▸ The input
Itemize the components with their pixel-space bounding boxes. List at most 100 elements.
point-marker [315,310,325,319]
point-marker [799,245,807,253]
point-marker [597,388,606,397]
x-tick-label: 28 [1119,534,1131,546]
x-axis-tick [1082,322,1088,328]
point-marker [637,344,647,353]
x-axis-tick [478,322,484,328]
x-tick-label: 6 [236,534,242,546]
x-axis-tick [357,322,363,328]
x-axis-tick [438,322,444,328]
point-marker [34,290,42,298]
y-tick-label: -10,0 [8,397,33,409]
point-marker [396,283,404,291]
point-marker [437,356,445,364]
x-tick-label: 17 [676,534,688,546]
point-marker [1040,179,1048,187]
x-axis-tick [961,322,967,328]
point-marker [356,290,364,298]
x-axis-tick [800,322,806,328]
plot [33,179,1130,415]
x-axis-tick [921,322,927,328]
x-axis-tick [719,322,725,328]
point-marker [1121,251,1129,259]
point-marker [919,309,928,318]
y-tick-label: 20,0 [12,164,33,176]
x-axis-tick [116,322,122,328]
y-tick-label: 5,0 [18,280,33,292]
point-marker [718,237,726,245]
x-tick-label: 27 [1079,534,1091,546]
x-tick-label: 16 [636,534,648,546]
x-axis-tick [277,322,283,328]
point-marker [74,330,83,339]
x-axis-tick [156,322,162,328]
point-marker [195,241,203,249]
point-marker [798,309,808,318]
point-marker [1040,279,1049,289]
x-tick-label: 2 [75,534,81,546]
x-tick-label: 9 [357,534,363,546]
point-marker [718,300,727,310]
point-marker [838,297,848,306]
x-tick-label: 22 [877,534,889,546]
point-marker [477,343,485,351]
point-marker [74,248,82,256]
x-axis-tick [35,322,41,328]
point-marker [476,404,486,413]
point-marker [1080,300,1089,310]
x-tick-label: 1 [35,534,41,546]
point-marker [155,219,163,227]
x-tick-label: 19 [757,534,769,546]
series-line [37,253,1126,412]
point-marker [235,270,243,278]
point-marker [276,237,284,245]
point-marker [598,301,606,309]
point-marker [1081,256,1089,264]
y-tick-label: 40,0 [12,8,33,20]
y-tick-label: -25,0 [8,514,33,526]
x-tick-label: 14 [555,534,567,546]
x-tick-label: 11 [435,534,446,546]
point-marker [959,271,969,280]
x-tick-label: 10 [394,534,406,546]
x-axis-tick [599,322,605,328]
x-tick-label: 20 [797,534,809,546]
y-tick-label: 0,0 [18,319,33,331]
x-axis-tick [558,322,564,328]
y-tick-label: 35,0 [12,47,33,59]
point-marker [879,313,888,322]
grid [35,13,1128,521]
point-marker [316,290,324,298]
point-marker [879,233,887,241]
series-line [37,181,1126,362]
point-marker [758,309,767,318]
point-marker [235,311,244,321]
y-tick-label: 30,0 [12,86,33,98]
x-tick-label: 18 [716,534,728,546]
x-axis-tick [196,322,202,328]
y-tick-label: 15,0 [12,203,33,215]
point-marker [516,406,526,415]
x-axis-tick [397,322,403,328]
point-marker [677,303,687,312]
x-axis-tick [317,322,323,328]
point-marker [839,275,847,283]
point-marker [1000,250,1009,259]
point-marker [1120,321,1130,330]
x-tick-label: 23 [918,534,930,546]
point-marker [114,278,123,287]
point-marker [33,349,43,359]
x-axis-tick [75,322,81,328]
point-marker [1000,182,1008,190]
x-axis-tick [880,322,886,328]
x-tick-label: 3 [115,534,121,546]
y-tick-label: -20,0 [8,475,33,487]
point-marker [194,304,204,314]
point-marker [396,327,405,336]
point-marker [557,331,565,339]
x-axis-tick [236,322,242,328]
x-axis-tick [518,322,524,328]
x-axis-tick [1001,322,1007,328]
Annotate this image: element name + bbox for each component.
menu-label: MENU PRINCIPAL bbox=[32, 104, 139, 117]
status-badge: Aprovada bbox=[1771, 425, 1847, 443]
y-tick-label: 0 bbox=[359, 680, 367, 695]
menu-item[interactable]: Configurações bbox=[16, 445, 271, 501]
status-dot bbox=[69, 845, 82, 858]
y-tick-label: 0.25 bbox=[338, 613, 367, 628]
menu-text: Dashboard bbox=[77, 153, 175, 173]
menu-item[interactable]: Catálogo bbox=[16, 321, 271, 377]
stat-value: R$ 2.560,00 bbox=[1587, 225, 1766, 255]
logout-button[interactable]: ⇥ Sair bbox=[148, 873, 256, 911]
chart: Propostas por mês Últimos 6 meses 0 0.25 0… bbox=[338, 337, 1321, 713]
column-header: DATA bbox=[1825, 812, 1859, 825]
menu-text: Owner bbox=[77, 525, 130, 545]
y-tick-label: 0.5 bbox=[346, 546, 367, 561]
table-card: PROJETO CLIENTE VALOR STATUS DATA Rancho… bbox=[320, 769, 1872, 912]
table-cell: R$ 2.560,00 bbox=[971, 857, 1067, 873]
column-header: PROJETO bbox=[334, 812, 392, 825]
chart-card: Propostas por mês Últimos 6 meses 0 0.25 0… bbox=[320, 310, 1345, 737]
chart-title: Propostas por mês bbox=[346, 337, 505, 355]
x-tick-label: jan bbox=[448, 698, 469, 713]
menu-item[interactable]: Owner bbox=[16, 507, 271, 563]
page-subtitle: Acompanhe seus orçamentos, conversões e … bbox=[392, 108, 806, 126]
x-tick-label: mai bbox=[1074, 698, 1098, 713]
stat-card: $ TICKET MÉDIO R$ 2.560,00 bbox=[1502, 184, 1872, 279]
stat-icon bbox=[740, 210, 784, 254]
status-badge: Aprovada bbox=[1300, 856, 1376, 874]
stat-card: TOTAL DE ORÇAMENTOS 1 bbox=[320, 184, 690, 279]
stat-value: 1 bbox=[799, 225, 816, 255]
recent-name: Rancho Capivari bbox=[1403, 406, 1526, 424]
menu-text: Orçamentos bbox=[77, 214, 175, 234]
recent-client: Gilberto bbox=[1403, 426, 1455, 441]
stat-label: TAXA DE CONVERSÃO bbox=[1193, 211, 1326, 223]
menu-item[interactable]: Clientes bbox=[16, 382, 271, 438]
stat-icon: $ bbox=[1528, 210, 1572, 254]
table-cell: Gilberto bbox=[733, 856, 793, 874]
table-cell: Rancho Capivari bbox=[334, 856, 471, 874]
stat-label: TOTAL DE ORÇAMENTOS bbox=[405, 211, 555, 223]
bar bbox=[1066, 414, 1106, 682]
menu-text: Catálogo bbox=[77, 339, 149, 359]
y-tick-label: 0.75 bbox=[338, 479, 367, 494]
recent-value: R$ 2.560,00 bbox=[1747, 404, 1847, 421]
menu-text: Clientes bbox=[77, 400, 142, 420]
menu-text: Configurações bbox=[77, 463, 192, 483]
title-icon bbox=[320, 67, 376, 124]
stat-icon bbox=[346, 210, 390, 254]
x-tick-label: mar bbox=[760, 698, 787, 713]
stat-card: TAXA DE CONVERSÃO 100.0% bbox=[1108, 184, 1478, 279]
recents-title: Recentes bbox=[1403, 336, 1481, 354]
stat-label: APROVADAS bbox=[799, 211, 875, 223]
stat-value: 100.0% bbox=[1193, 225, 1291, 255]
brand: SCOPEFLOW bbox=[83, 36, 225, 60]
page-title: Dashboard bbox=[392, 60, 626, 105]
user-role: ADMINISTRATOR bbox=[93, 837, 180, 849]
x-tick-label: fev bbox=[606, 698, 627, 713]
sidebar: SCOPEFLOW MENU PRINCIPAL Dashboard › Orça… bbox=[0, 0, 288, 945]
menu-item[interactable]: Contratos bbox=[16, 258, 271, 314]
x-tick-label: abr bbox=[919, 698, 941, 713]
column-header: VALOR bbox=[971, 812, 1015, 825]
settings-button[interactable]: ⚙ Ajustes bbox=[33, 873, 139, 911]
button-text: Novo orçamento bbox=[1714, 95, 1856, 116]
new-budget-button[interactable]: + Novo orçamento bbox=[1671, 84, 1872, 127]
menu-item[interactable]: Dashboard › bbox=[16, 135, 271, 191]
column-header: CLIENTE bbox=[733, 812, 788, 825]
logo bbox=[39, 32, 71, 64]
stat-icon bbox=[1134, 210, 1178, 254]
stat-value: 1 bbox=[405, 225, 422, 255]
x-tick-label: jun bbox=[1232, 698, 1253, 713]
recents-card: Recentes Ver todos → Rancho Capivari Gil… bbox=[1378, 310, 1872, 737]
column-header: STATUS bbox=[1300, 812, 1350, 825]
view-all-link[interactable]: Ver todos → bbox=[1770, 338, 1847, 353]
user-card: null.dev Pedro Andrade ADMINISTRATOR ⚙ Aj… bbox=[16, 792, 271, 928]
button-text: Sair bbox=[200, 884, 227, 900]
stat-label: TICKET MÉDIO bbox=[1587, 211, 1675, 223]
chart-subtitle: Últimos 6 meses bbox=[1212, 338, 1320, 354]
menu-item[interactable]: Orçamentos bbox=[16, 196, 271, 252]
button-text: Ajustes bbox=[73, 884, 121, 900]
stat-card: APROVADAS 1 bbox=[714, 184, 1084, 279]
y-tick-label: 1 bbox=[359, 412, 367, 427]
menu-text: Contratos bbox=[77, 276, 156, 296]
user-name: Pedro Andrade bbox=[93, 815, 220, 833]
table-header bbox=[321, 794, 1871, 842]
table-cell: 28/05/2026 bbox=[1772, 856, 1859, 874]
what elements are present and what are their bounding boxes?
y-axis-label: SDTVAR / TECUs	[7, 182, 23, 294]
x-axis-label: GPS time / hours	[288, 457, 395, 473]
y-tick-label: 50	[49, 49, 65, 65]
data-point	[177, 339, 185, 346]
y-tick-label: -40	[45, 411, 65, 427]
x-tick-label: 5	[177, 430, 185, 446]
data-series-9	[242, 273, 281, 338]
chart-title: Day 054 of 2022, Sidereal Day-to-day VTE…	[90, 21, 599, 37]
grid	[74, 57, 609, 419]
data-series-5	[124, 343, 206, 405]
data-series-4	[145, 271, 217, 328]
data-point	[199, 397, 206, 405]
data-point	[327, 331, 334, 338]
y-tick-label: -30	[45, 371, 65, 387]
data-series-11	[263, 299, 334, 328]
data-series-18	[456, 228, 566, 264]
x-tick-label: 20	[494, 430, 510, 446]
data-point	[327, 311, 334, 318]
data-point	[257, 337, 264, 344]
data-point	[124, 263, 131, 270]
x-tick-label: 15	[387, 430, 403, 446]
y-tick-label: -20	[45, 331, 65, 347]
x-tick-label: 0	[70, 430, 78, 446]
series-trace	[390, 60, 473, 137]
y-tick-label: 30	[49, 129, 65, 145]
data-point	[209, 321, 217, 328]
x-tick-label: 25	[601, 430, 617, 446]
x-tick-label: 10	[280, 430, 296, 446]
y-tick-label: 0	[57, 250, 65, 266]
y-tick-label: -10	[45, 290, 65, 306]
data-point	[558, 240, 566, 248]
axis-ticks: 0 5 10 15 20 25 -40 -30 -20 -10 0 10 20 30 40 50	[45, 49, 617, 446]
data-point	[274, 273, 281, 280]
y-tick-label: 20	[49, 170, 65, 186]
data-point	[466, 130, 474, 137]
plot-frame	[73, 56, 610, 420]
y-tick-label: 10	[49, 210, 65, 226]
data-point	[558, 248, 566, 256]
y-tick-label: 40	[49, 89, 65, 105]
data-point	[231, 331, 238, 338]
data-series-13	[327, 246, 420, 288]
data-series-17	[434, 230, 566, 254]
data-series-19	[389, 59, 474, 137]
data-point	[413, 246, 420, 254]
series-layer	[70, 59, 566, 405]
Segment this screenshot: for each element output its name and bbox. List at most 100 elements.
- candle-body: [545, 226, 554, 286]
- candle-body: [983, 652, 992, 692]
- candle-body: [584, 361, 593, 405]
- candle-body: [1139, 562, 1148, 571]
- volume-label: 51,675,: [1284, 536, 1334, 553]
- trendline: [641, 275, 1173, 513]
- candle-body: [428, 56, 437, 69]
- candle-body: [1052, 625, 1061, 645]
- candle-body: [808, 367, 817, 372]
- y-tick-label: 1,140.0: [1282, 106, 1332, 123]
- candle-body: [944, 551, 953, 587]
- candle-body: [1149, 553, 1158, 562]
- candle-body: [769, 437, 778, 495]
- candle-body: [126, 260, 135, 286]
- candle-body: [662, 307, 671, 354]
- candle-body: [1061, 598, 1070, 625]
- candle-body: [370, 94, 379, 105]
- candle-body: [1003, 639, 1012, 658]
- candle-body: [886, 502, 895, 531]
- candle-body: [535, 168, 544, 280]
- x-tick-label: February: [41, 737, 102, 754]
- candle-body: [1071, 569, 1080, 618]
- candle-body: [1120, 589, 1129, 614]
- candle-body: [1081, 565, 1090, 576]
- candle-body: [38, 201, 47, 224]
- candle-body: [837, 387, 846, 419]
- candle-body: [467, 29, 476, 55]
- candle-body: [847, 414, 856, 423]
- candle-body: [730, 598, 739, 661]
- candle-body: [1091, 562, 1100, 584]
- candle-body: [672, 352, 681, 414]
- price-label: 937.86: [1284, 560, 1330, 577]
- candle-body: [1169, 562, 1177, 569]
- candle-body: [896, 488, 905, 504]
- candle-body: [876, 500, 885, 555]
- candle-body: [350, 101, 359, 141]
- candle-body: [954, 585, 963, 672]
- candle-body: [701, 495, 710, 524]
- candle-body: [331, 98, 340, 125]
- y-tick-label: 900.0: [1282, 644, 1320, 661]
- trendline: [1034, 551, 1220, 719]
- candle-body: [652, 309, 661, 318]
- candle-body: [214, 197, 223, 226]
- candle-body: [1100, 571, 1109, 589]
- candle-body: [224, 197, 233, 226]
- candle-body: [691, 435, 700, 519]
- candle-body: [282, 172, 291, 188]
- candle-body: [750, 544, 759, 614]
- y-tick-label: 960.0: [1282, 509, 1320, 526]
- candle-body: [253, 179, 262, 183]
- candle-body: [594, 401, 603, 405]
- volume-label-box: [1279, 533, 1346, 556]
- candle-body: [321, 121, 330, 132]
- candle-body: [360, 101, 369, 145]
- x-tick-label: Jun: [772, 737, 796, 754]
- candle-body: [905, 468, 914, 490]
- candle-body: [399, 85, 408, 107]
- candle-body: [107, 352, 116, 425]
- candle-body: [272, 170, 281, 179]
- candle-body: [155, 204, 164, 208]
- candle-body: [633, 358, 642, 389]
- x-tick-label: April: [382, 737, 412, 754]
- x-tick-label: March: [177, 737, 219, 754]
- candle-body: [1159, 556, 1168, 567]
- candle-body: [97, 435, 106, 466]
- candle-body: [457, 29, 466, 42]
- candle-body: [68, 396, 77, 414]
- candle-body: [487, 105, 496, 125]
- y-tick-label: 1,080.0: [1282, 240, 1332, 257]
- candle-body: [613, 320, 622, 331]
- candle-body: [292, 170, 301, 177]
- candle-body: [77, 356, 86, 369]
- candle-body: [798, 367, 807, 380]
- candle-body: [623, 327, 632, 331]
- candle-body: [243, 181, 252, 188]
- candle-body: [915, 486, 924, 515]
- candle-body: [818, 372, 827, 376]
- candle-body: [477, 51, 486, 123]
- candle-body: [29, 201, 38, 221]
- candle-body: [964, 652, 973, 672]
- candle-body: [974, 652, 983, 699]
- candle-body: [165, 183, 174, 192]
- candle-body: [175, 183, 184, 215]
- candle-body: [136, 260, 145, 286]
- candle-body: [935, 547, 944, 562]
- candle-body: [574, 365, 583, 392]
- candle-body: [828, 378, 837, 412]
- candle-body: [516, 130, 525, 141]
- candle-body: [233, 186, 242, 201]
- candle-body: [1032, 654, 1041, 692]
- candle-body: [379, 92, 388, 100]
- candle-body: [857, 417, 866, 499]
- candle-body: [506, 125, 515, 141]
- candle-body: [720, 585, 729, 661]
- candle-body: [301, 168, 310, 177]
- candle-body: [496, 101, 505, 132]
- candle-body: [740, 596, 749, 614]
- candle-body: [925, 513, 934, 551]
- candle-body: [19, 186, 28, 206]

▸ To do
Give the lines again, from the first one through the line with "x-axis-tick [478,322,484,328]", swapping "point-marker" for "data-dot" and changing nothing else.

▸ Solution to this exercise
Itemize the components with their pixel-space bounding boxes. List at most 100 elements.
data-dot [315,310,325,319]
data-dot [799,245,807,253]
data-dot [597,388,606,397]
x-tick-label: 28 [1119,534,1131,546]
x-axis-tick [1082,322,1088,328]
data-dot [637,344,647,353]
x-axis-tick [478,322,484,328]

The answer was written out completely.